Requirements →
Transcribe the records below exactly as they appear, omitting any pictures.

Records for processing →
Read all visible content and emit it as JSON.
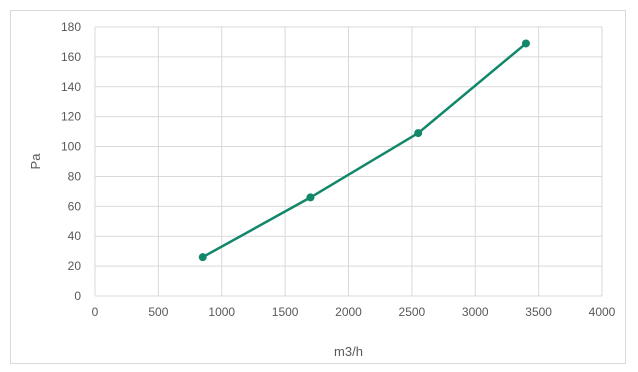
{
  "chart_data": {
    "type": "line",
    "title": "",
    "xlabel": "m3/h",
    "ylabel": "Pa",
    "xlim": [
      0,
      4000
    ],
    "ylim": [
      0,
      180
    ],
    "xticks": [
      0,
      500,
      1000,
      1500,
      2000,
      2500,
      3000,
      3500,
      4000
    ],
    "yticks": [
      0,
      20,
      40,
      60,
      80,
      100,
      120,
      140,
      160,
      180
    ],
    "grid": true,
    "legend": "none",
    "series": [
      {
        "color": "#12876a",
        "x": [
          850,
          1700,
          2550,
          3400
        ],
        "y": [
          26,
          66,
          109,
          169
        ]
      }
    ]
  }
}
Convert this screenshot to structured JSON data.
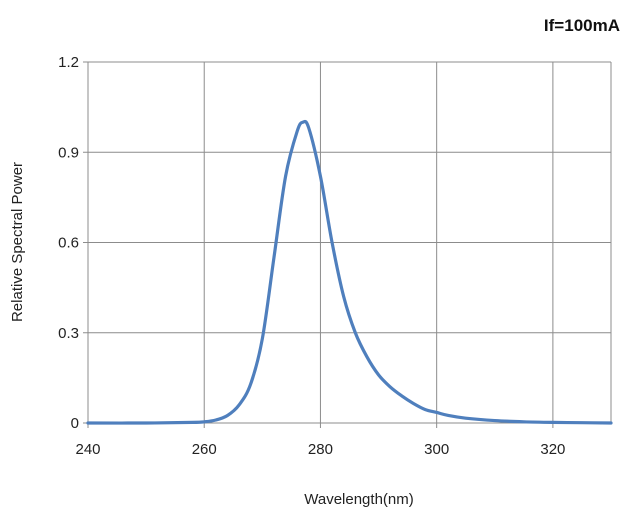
{
  "chart_data": {
    "type": "line",
    "title": "",
    "annotation": "If=100mA",
    "xlabel": "Wavelength(nm)",
    "ylabel": "Relative Spectral Power",
    "xlim": [
      240,
      330
    ],
    "ylim": [
      0,
      1.2
    ],
    "xticks": [
      240,
      260,
      280,
      300,
      320
    ],
    "xtick_labels": [
      "240",
      "260",
      "280",
      "300",
      "320"
    ],
    "yticks": [
      0,
      0.3,
      0.6,
      0.9,
      1.2
    ],
    "ytick_labels": [
      "0",
      "0.3",
      "0.6",
      "0.9",
      "1.2"
    ],
    "grid": true,
    "line_color": "#4f7fbd",
    "grid_color": "#8c8c8c",
    "series": [
      {
        "x": [
          240,
          250,
          258,
          260,
          262,
          264,
          266,
          268,
          270,
          272,
          274,
          276,
          277,
          278,
          280,
          282,
          284,
          286,
          288,
          290,
          292,
          294,
          296,
          298,
          300,
          302,
          305,
          310,
          315,
          320,
          325,
          330
        ],
        "y": [
          0.0,
          0.0,
          0.002,
          0.004,
          0.01,
          0.025,
          0.06,
          0.13,
          0.28,
          0.55,
          0.82,
          0.97,
          1.0,
          0.98,
          0.82,
          0.6,
          0.42,
          0.3,
          0.22,
          0.16,
          0.12,
          0.09,
          0.065,
          0.045,
          0.035,
          0.025,
          0.016,
          0.008,
          0.004,
          0.002,
          0.001,
          0.0
        ]
      }
    ]
  }
}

Complete answer →
Read all visible content and emit it as JSON.
{
  "chart_data": {
    "type": "line",
    "title": "",
    "xlabel": "m3/h",
    "ylabel": "Pa",
    "xlim": [
      0,
      4000
    ],
    "ylim": [
      0,
      180
    ],
    "xticks": [
      0,
      500,
      1000,
      1500,
      2000,
      2500,
      3000,
      3500,
      4000
    ],
    "yticks": [
      0,
      20,
      40,
      60,
      80,
      100,
      120,
      140,
      160,
      180
    ],
    "grid": true,
    "legend": "none",
    "series": [
      {
        "color": "#12876a",
        "x": [
          850,
          1700,
          2550,
          3400
        ],
        "y": [
          26,
          66,
          109,
          169
        ]
      }
    ]
  }
}
Convert this screenshot to structured JSON data.
{
  "chart_data": {
    "type": "line",
    "title": "",
    "annotation": "If=100mA",
    "xlabel": "Wavelength(nm)",
    "ylabel": "Relative Spectral Power",
    "xlim": [
      240,
      330
    ],
    "ylim": [
      0,
      1.2
    ],
    "xticks": [
      240,
      260,
      280,
      300,
      320
    ],
    "xtick_labels": [
      "240",
      "260",
      "280",
      "300",
      "320"
    ],
    "yticks": [
      0,
      0.3,
      0.6,
      0.9,
      1.2
    ],
    "ytick_labels": [
      "0",
      "0.3",
      "0.6",
      "0.9",
      "1.2"
    ],
    "grid": true,
    "line_color": "#4f7fbd",
    "grid_color": "#8c8c8c",
    "series": [
      {
        "x": [
          240,
          250,
          258,
          260,
          262,
          264,
          266,
          268,
          270,
          272,
          274,
          276,
          277,
          278,
          280,
          282,
          284,
          286,
          288,
          290,
          292,
          294,
          296,
          298,
          300,
          302,
          305,
          310,
          315,
          320,
          325,
          330
        ],
        "y": [
          0.0,
          0.0,
          0.002,
          0.004,
          0.01,
          0.025,
          0.06,
          0.13,
          0.28,
          0.55,
          0.82,
          0.97,
          1.0,
          0.98,
          0.82,
          0.6,
          0.42,
          0.3,
          0.22,
          0.16,
          0.12,
          0.09,
          0.065,
          0.045,
          0.035,
          0.025,
          0.016,
          0.008,
          0.004,
          0.002,
          0.001,
          0.0
        ]
      }
    ]
  }
}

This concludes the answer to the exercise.